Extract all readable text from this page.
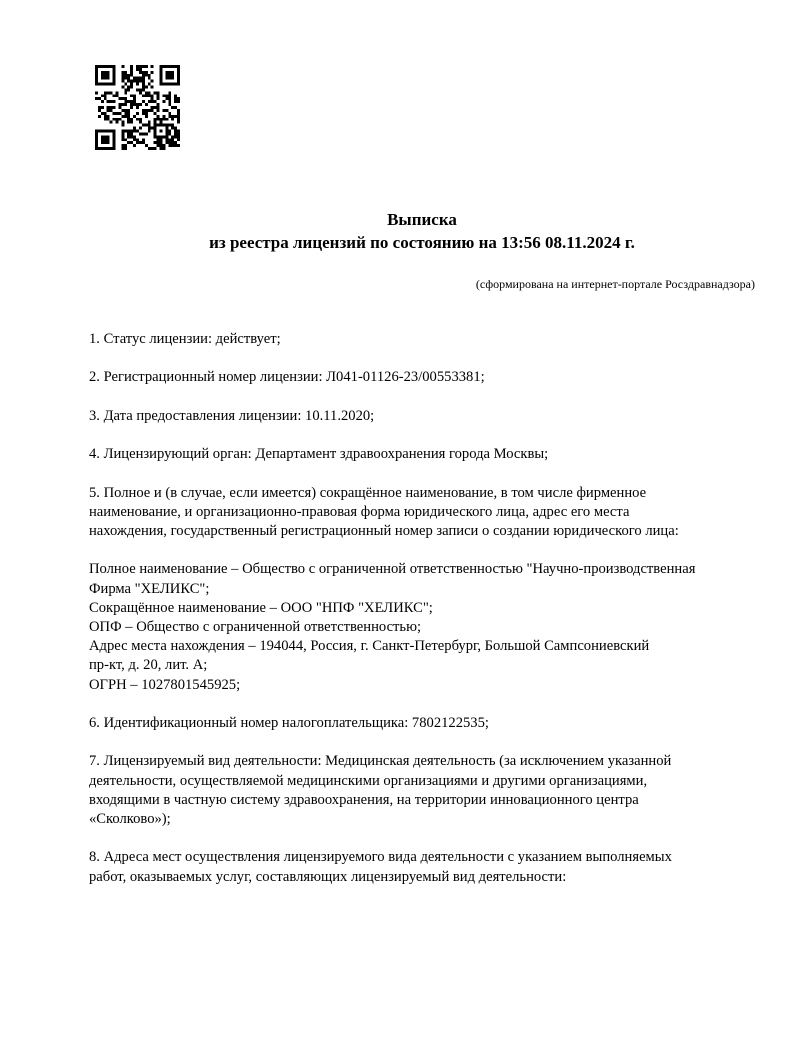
Выписка
из реестра лицензий по состоянию на 13:56 08.11.2024 г.
(сформирована на интернет-портале Росздравнадзора)
1. Статус лицензии: действует;
2. Регистрационный номер лицензии: Л041-01126-23/00553381;
3. Дата предоставления лицензии: 10.11.2020;
4. Лицензирующий орган: Департамент здравоохранения города Москвы;
5. Полное и (в случае, если имеется) сокращённое наименование, в том числе фирменное
наименование, и организационно-правовая форма юридического лица, адрес его места
нахождения, государственный регистрационный номер записи о создании юридического лица:
Полное наименование – Общество с ограниченной ответственностью "Научно-производственная
Фирма "ХЕЛИКС";
Сокращённое наименование – ООО "НПФ "ХЕЛИКС";
ОПФ – Общество с ограниченной ответственностью;
Адрес места нахождения – 194044, Россия, г. Санкт-Петербург, Большой Сампсониевский
пр-кт, д. 20, лит. А;
ОГРН – 1027801545925;
6. Идентификационный номер налогоплательщика: 7802122535;
7. Лицензируемый вид деятельности: Медицинская деятельность (за исключением указанной
деятельности, осуществляемой медицинскими организациями и другими организациями,
входящими в частную систему здравоохранения, на территории инновационного центра
«Сколково»);
8. Адреса мест осуществления лицензируемого вида деятельности с указанием выполняемых
работ, оказываемых услуг, составляющих лицензируемый вид деятельности:
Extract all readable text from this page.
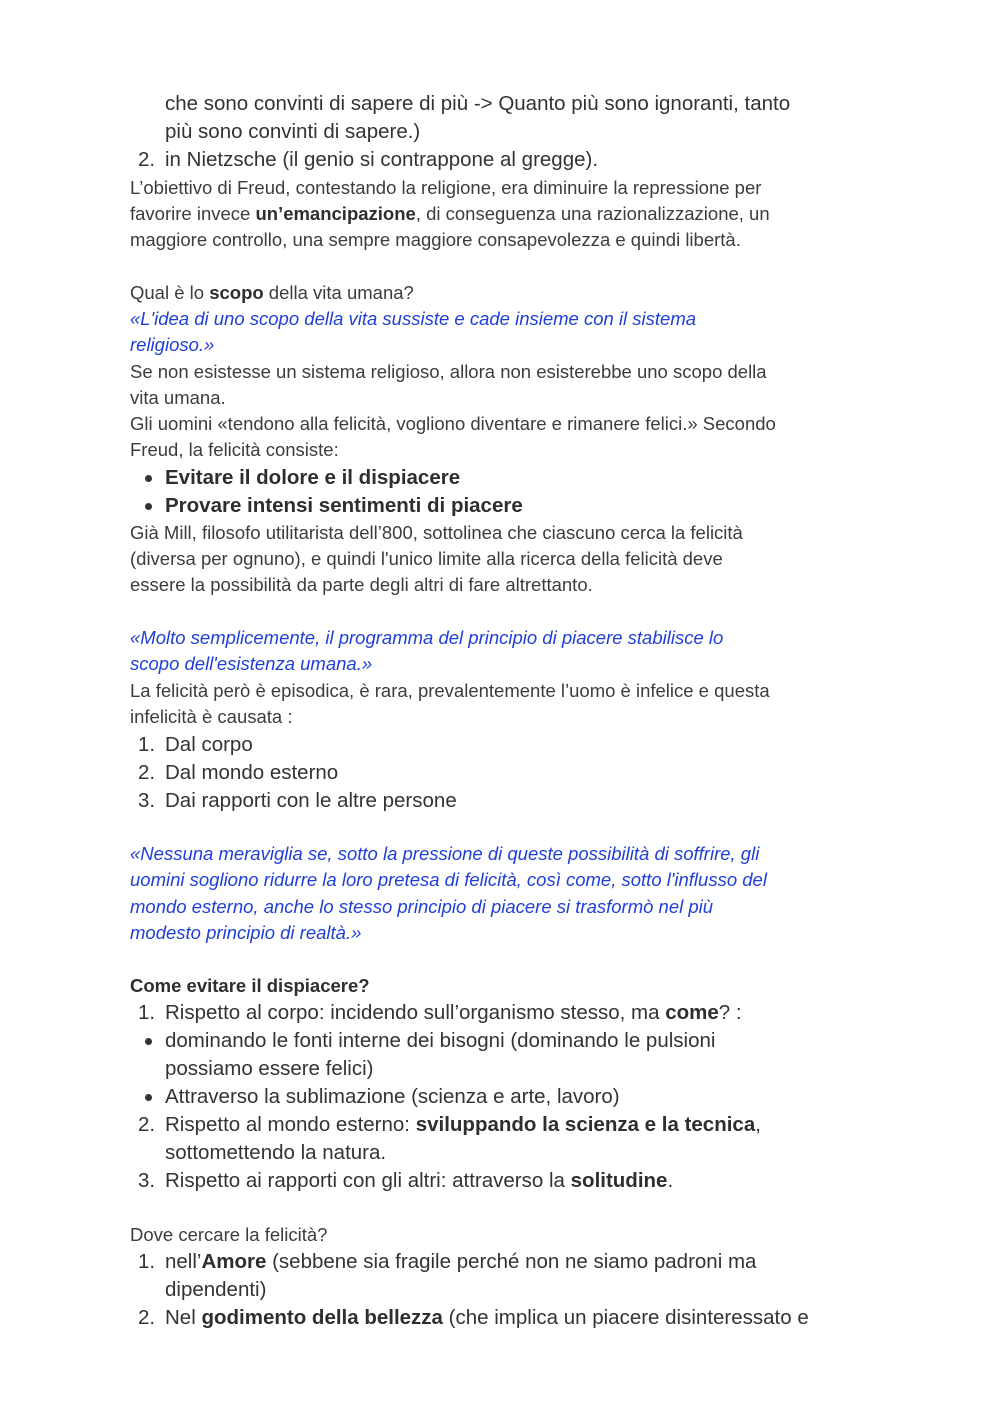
che sono convinti di sapere di più -> Quanto più sono ignoranti, tanto

più sono convinti di sapere.)

2. in Nietzsche (il genio si contrappone al gregge).

L’obiettivo di Freud, contestando la religione, era diminuire la repressione per

favorire invece un’emancipazione, di conseguenza una razionalizzazione, un

maggiore controllo, una sempre maggiore consapevolezza e quindi libertà.

Qual è lo scopo della vita umana?

«L'idea di uno scopo della vita sussiste e cade insieme con il sistema

religioso.»

Se non esistesse un sistema religioso, allora non esisterebbe uno scopo della

vita umana.

Gli uomini «tendono alla felicità, vogliono diventare e rimanere felici.» Secondo

Freud, la felicità consiste:

Evitare il dolore e il dispiacere

Provare intensi sentimenti di piacere

Già Mill, filosofo utilitarista dell’800, sottolinea che ciascuno cerca la felicità

(diversa per ognuno), e quindi l'unico limite alla ricerca della felicità deve

essere la possibilità da parte degli altri di fare altrettanto.

«Molto semplicemente, il programma del principio di piacere stabilisce lo

scopo dell'esistenza umana.»

La felicità però è episodica, è rara, prevalentemente l’uomo è infelice e questa

infelicità è causata :

1. Dal corpo

2. Dal mondo esterno

3. Dai rapporti con le altre persone

«Nessuna meraviglia se, sotto la pressione di queste possibilità di soffrire, gli

uomini sogliono ridurre la loro pretesa di felicità, così come, sotto l'influsso del

mondo esterno, anche lo stesso principio di piacere si trasformò nel più

modesto principio di realtà.»

Come evitare il dispiacere?

1. Rispetto al corpo: incidendo sull’organismo stesso, ma come? :

dominando le fonti interne dei bisogni (dominando le pulsioni

possiamo essere felici)

Attraverso la sublimazione (scienza e arte, lavoro)

2. Rispetto al mondo esterno: sviluppando la scienza e la tecnica,

sottomettendo la natura.

3. Rispetto ai rapporti con gli altri: attraverso la solitudine.

Dove cercare la felicità?

1. nell’Amore (sebbene sia fragile perché non ne siamo padroni ma

dipendenti)

2. Nel godimento della bellezza (che implica un piacere disinteressato e
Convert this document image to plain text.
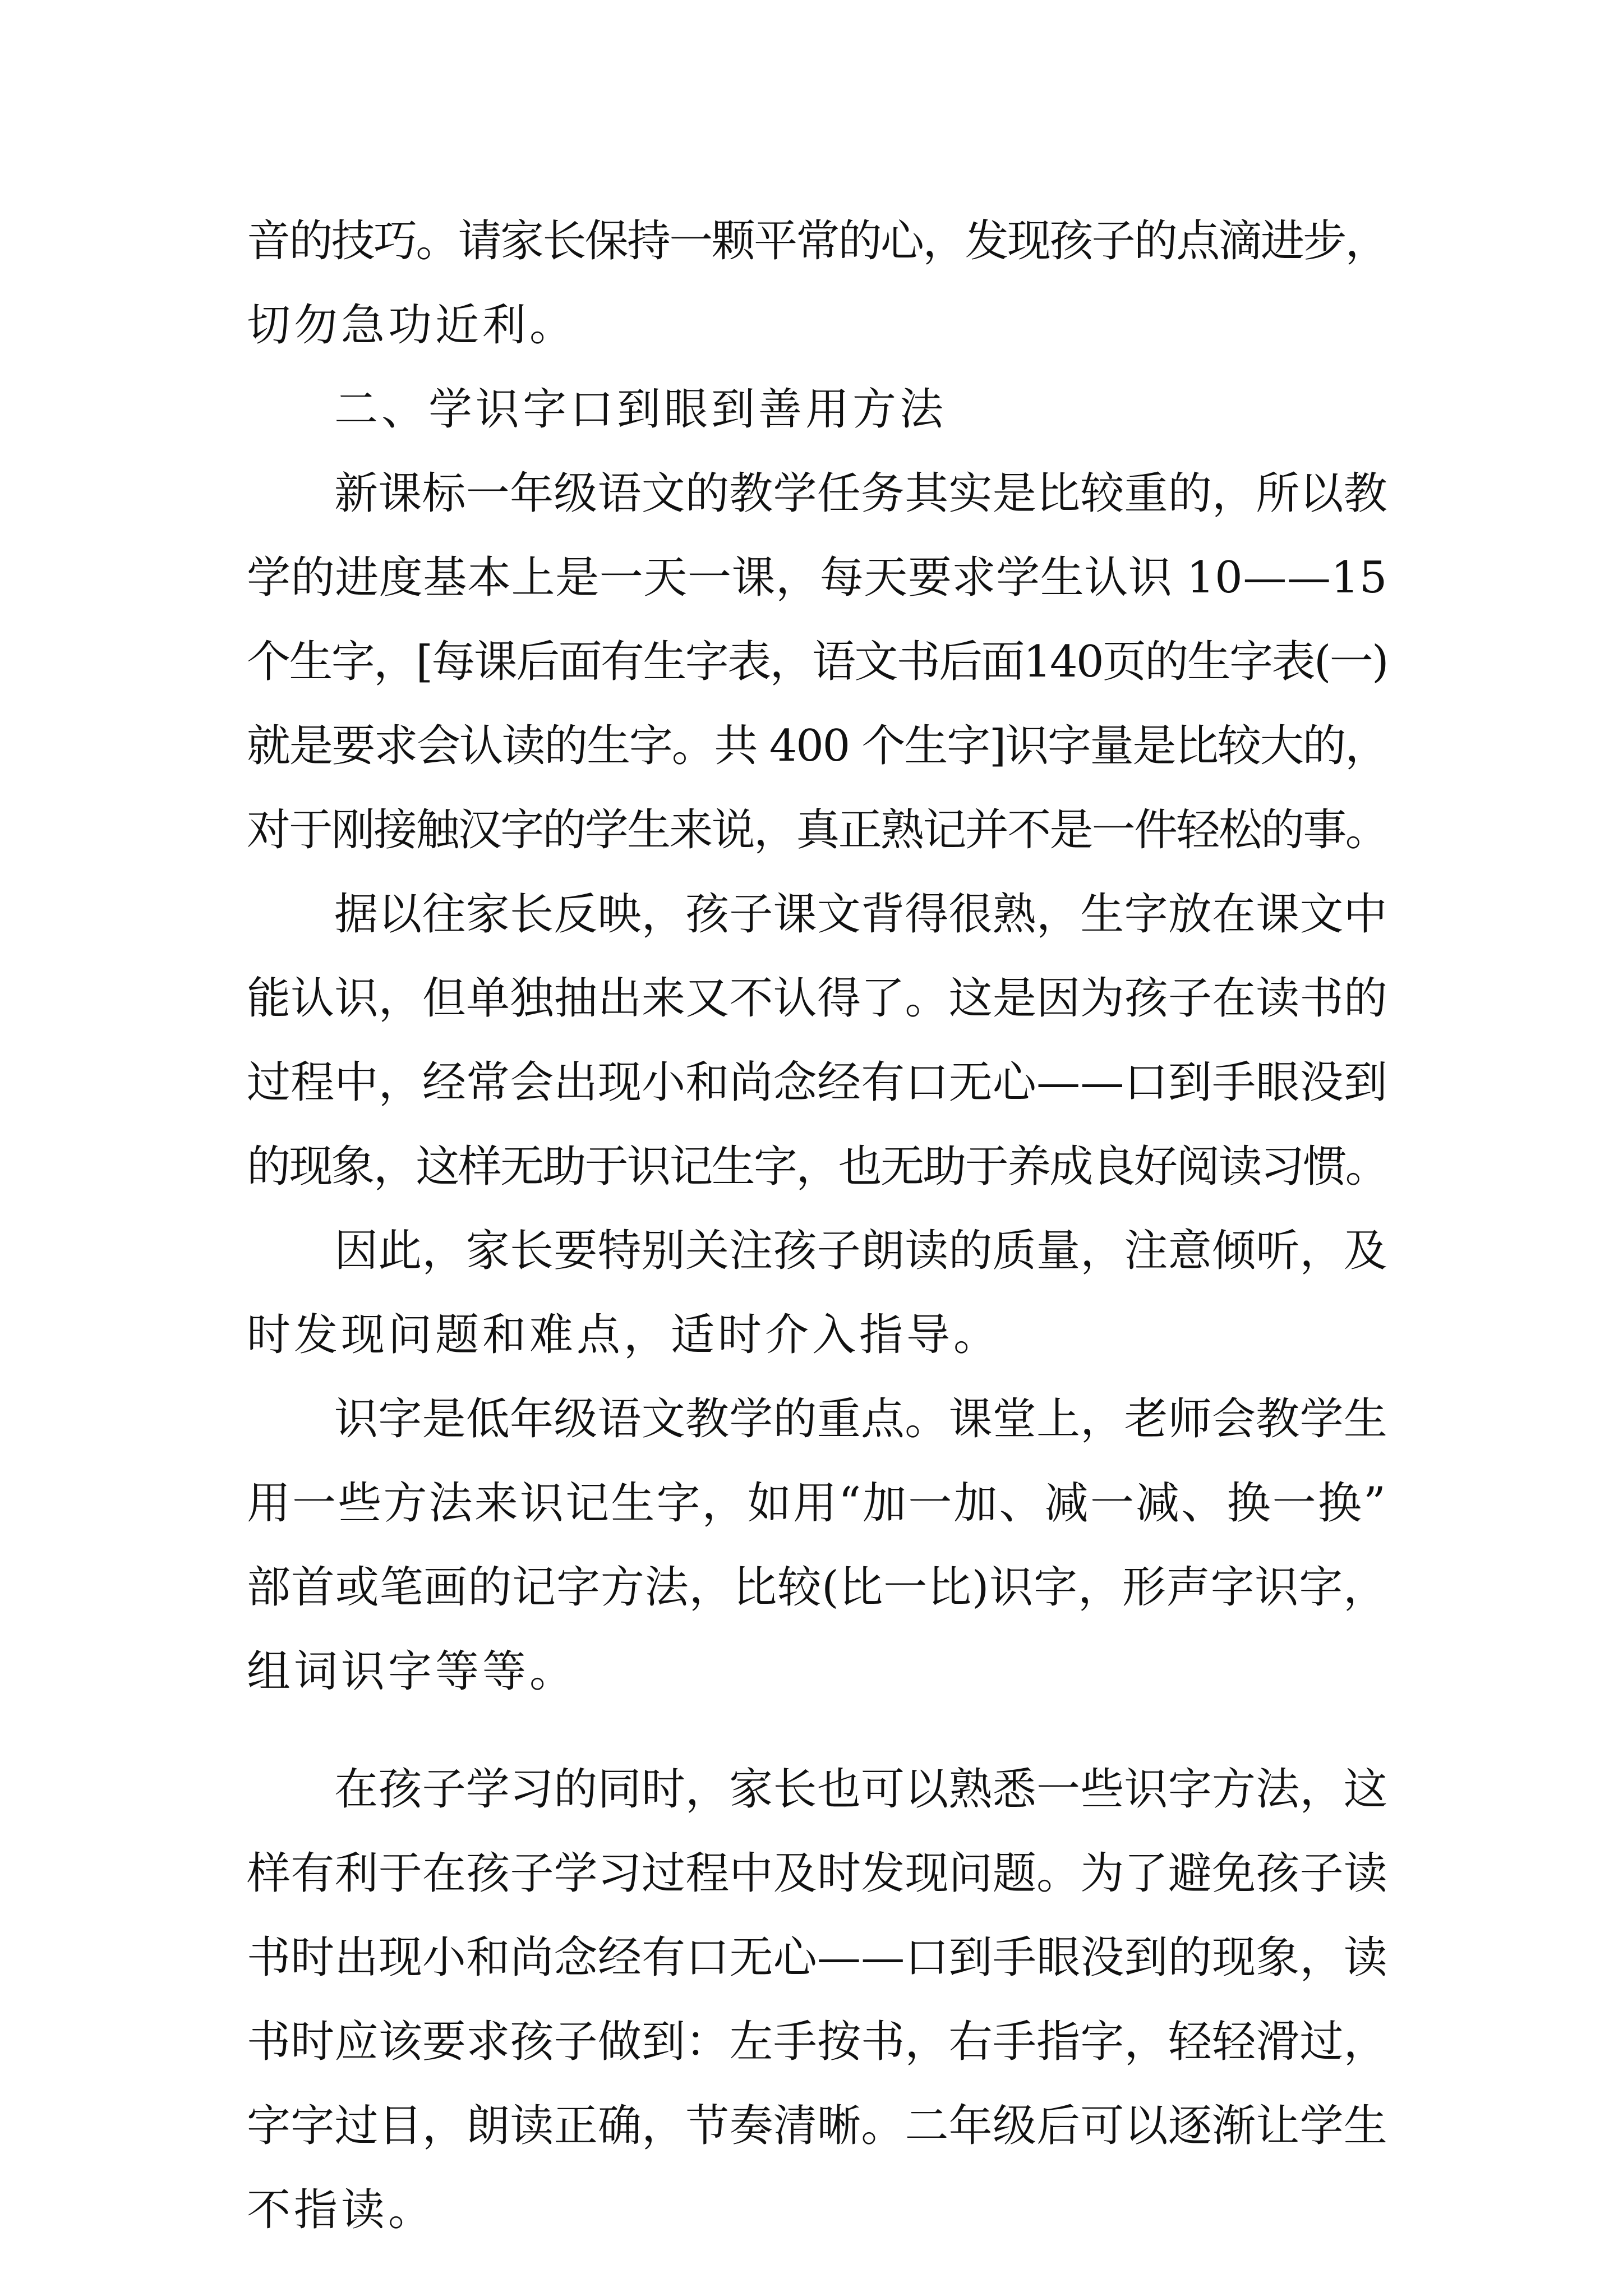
音的技巧。请家长保持一颗平常的心，发现孩子的点滴进步，
切勿急功近利。
二、学识字口到眼到善用方法
新课标一年级语文的教学任务其实是比较重的，所以教
学的进度基本上是一天一课，每天要求学生认识 10——15
个生字，[每课后面有生字表，语文书后面140页的生字表(一)
就是要求会认读的生字。共 400 个生字]识字量是比较大的，
对于刚接触汉字的学生来说，真正熟记并不是一件轻松的事。
据以往家长反映，孩子课文背得很熟，生字放在课文中
能认识，但单独抽出来又不认得了。这是因为孩子在读书的
过程中，经常会出现小和尚念经有口无心——口到手眼没到
的现象，这样无助于识记生字，也无助于养成良好阅读习惯。
因此，家长要特别关注孩子朗读的质量，注意倾听，及
时发现问题和难点，适时介入指导。
识字是低年级语文教学的重点。课堂上，老师会教学生
用一些方法来识记生字，如用“加一加、减一减、换一换”
部首或笔画的记字方法，比较(比一比)识字，形声字识字，
组词识字等等。
在孩子学习的同时，家长也可以熟悉一些识字方法，这
样有利于在孩子学习过程中及时发现问题。为了避免孩子读
书时出现小和尚念经有口无心——口到手眼没到的现象，读
书时应该要求孩子做到：左手按书，右手指字，轻轻滑过，
字字过目，朗读正确，节奏清晰。二年级后可以逐渐让学生
不指读。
━━━━━━
The request: Every record above should be transcribed exactly; the pictures stay out of the copy.

Written response:
Extract all readable text from this page.
Выписка
из реестра лицензий по состоянию на 13:56 08.11.2024 г.
(сформирована на интернет-портале Росздравнадзора)
1. Статус лицензии: действует;
2. Регистрационный номер лицензии: Л041-01126-23/00553381;
3. Дата предоставления лицензии: 10.11.2020;
4. Лицензирующий орган: Департамент здравоохранения города Москвы;
5. Полное и (в случае, если имеется) сокращённое наименование, в том числе фирменное
наименование, и организационно-правовая форма юридического лица, адрес его места
нахождения, государственный регистрационный номер записи о создании юридического лица:
Полное наименование – Общество с ограниченной ответственностью "Научно-производственная
Фирма "ХЕЛИКС";
Сокращённое наименование – ООО "НПФ "ХЕЛИКС";
ОПФ – Общество с ограниченной ответственностью;
Адрес места нахождения – 194044, Россия, г. Санкт-Петербург, Большой Сампсониевский
пр-кт, д. 20, лит. А;
ОГРН – 1027801545925;
6. Идентификационный номер налогоплательщика: 7802122535;
7. Лицензируемый вид деятельности: Медицинская деятельность (за исключением указанной
деятельности, осуществляемой медицинскими организациями и другими организациями,
входящими в частную систему здравоохранения, на территории инновационного центра
«Сколково»);
8. Адреса мест осуществления лицензируемого вида деятельности с указанием выполняемых
работ, оказываемых услуг, составляющих лицензируемый вид деятельности:
Extract all readable text from this page.
che sono convinti di sapere di più -> Quanto più sono ignoranti, tanto

più sono convinti di sapere.)

2. in Nietzsche (il genio si contrappone al gregge).

L’obiettivo di Freud, contestando la religione, era diminuire la repressione per

favorire invece un’emancipazione, di conseguenza una razionalizzazione, un

maggiore controllo, una sempre maggiore consapevolezza e quindi libertà.

Qual è lo scopo della vita umana?

«L'idea di uno scopo della vita sussiste e cade insieme con il sistema

religioso.»

Se non esistesse un sistema religioso, allora non esisterebbe uno scopo della

vita umana.

Gli uomini «tendono alla felicità, vogliono diventare e rimanere felici.» Secondo

Freud, la felicità consiste:

Evitare il dolore e il dispiacere

Provare intensi sentimenti di piacere

Già Mill, filosofo utilitarista dell’800, sottolinea che ciascuno cerca la felicità

(diversa per ognuno), e quindi l'unico limite alla ricerca della felicità deve

essere la possibilità da parte degli altri di fare altrettanto.

«Molto semplicemente, il programma del principio di piacere stabilisce lo

scopo dell'esistenza umana.»

La felicità però è episodica, è rara, prevalentemente l’uomo è infelice e questa

infelicità è causata :

1. Dal corpo

2. Dal mondo esterno

3. Dai rapporti con le altre persone

«Nessuna meraviglia se, sotto la pressione di queste possibilità di soffrire, gli

uomini sogliono ridurre la loro pretesa di felicità, così come, sotto l'influsso del

mondo esterno, anche lo stesso principio di piacere si trasformò nel più

modesto principio di realtà.»

Come evitare il dispiacere?

1. Rispetto al corpo: incidendo sull’organismo stesso, ma come? :

dominando le fonti interne dei bisogni (dominando le pulsioni

possiamo essere felici)

Attraverso la sublimazione (scienza e arte, lavoro)

2. Rispetto al mondo esterno: sviluppando la scienza e la tecnica,

sottomettendo la natura.

3. Rispetto ai rapporti con gli altri: attraverso la solitudine.

Dove cercare la felicità?

1. nell’Amore (sebbene sia fragile perché non ne siamo padroni ma

dipendenti)

2. Nel godimento della bellezza (che implica un piacere disinteressato e
Convert this document image to plain text.
音的技巧。请家长保持一颗平常的心，发现孩子的点滴进步，
切勿急功近利。
二、学识字口到眼到善用方法
新课标一年级语文的教学任务其实是比较重的，所以教
学的进度基本上是一天一课，每天要求学生认识 10——15
个生字，[每课后面有生字表，语文书后面140页的生字表(一)
就是要求会认读的生字。共 400 个生字]识字量是比较大的，
对于刚接触汉字的学生来说，真正熟记并不是一件轻松的事。
据以往家长反映，孩子课文背得很熟，生字放在课文中
能认识，但单独抽出来又不认得了。这是因为孩子在读书的
过程中，经常会出现小和尚念经有口无心——口到手眼没到
的现象，这样无助于识记生字，也无助于养成良好阅读习惯。
因此，家长要特别关注孩子朗读的质量，注意倾听，及
时发现问题和难点，适时介入指导。
识字是低年级语文教学的重点。课堂上，老师会教学生
用一些方法来识记生字，如用“加一加、减一减、换一换”
部首或笔画的记字方法，比较(比一比)识字，形声字识字，
组词识字等等。
在孩子学习的同时，家长也可以熟悉一些识字方法，这
样有利于在孩子学习过程中及时发现问题。为了避免孩子读
书时出现小和尚念经有口无心——口到手眼没到的现象，读
书时应该要求孩子做到：左手按书，右手指字，轻轻滑过，
字字过目，朗读正确，节奏清晰。二年级后可以逐渐让学生
不指读。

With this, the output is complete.